[Dataset items]
↓
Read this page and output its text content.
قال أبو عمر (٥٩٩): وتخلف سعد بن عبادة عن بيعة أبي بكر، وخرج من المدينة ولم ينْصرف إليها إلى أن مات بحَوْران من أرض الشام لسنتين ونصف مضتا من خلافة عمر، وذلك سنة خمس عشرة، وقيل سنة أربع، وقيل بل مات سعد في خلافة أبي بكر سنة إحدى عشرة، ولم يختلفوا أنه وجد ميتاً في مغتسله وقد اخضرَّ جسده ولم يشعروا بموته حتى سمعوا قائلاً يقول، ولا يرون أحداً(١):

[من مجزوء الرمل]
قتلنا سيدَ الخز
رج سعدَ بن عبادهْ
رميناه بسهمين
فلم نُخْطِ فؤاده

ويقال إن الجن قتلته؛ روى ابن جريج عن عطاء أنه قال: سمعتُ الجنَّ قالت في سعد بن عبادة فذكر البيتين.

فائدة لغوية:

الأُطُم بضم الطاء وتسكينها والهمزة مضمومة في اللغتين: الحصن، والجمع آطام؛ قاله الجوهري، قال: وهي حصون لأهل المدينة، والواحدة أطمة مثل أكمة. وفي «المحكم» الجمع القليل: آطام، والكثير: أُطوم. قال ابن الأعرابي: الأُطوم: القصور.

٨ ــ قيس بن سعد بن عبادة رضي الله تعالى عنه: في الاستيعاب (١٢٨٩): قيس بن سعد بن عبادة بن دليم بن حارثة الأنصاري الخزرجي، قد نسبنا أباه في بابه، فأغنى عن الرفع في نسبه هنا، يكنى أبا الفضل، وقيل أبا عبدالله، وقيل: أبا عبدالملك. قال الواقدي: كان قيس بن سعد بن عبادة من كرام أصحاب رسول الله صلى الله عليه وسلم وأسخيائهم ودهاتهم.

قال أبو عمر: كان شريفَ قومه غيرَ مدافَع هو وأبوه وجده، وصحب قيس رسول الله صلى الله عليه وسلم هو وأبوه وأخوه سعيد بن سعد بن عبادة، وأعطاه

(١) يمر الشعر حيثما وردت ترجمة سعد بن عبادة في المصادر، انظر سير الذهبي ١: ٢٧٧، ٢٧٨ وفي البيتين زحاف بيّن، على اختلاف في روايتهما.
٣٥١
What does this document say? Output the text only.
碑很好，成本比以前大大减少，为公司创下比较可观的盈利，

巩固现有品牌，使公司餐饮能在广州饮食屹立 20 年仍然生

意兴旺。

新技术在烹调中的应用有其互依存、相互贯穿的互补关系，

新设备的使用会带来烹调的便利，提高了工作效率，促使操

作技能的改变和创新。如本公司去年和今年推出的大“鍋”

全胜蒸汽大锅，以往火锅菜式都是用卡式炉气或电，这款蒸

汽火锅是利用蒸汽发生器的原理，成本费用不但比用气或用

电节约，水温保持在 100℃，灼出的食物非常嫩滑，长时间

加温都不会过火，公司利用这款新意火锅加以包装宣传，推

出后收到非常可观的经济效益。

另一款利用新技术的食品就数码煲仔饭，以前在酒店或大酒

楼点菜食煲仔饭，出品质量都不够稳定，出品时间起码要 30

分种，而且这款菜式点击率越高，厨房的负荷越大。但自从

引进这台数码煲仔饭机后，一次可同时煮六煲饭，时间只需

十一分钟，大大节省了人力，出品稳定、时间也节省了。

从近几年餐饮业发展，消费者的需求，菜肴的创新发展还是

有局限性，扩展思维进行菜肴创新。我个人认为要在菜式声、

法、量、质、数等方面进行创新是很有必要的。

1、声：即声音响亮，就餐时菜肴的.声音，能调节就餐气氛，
↑
### [SHORT EXERCISE]
Repeat the data above, word for word.

### [FINAL RESULT]
Read this page and output its text content.
قال أبو عمر (٥٩٩): وتخلف سعد بن عبادة عن بيعة أبي بكر، وخرج من المدينة ولم ينْصرف إليها إلى أن مات بحَوْران من أرض الشام لسنتين ونصف مضتا من خلافة عمر، وذلك سنة خمس عشرة، وقيل سنة أربع، وقيل بل مات سعد في خلافة أبي بكر سنة إحدى عشرة، ولم يختلفوا أنه وجد ميتاً في مغتسله وقد اخضرَّ جسده ولم يشعروا بموته حتى سمعوا قائلاً يقول، ولا يرون أحداً(١):

[من مجزوء الرمل]
قتلنا سيدَ الخز
رج سعدَ بن عبادهْ
رميناه بسهمين
فلم نُخْطِ فؤاده

ويقال إن الجن قتلته؛ روى ابن جريج عن عطاء أنه قال: سمعتُ الجنَّ قالت في سعد بن عبادة فذكر البيتين.

فائدة لغوية:

الأُطُم بضم الطاء وتسكينها والهمزة مضمومة في اللغتين: الحصن، والجمع آطام؛ قاله الجوهري، قال: وهي حصون لأهل المدينة، والواحدة أطمة مثل أكمة. وفي «المحكم» الجمع القليل: آطام، والكثير: أُطوم. قال ابن الأعرابي: الأُطوم: القصور.

٨ ــ قيس بن سعد بن عبادة رضي الله تعالى عنه: في الاستيعاب (١٢٨٩): قيس بن سعد بن عبادة بن دليم بن حارثة الأنصاري الخزرجي، قد نسبنا أباه في بابه، فأغنى عن الرفع في نسبه هنا، يكنى أبا الفضل، وقيل أبا عبدالله، وقيل: أبا عبدالملك. قال الواقدي: كان قيس بن سعد بن عبادة من كرام أصحاب رسول الله صلى الله عليه وسلم وأسخيائهم ودهاتهم.

قال أبو عمر: كان شريفَ قومه غيرَ مدافَع هو وأبوه وجده، وصحب قيس رسول الله صلى الله عليه وسلم هو وأبوه وأخوه سعيد بن سعد بن عبادة، وأعطاه

(١) يمر الشعر حيثما وردت ترجمة سعد بن عبادة في المصادر، انظر سير الذهبي ١: ٢٧٧، ٢٧٨ وفي البيتين زحاف بيّن، على اختلاف في روايتهما.
٣٥١
What does this document say? Output the text only.
碑很好，成本比以前大大减少，为公司创下比较可观的盈利，

巩固现有品牌，使公司餐饮能在广州饮食屹立 20 年仍然生

意兴旺。

新技术在烹调中的应用有其互依存、相互贯穿的互补关系，

新设备的使用会带来烹调的便利，提高了工作效率，促使操

作技能的改变和创新。如本公司去年和今年推出的大“鍋”

全胜蒸汽大锅，以往火锅菜式都是用卡式炉气或电，这款蒸

汽火锅是利用蒸汽发生器的原理，成本费用不但比用气或用

电节约，水温保持在 100℃，灼出的食物非常嫩滑，长时间

加温都不会过火，公司利用这款新意火锅加以包装宣传，推

出后收到非常可观的经济效益。

另一款利用新技术的食品就数码煲仔饭，以前在酒店或大酒

楼点菜食煲仔饭，出品质量都不够稳定，出品时间起码要 30

分种，而且这款菜式点击率越高，厨房的负荷越大。但自从

引进这台数码煲仔饭机后，一次可同时煮六煲饭，时间只需

十一分钟，大大节省了人力，出品稳定、时间也节省了。

从近几年餐饮业发展，消费者的需求，菜肴的创新发展还是

有局限性，扩展思维进行菜肴创新。我个人认为要在菜式声、

法、量、质、数等方面进行创新是很有必要的。

1、声：即声音响亮，就餐时菜肴的.声音，能调节就餐气氛，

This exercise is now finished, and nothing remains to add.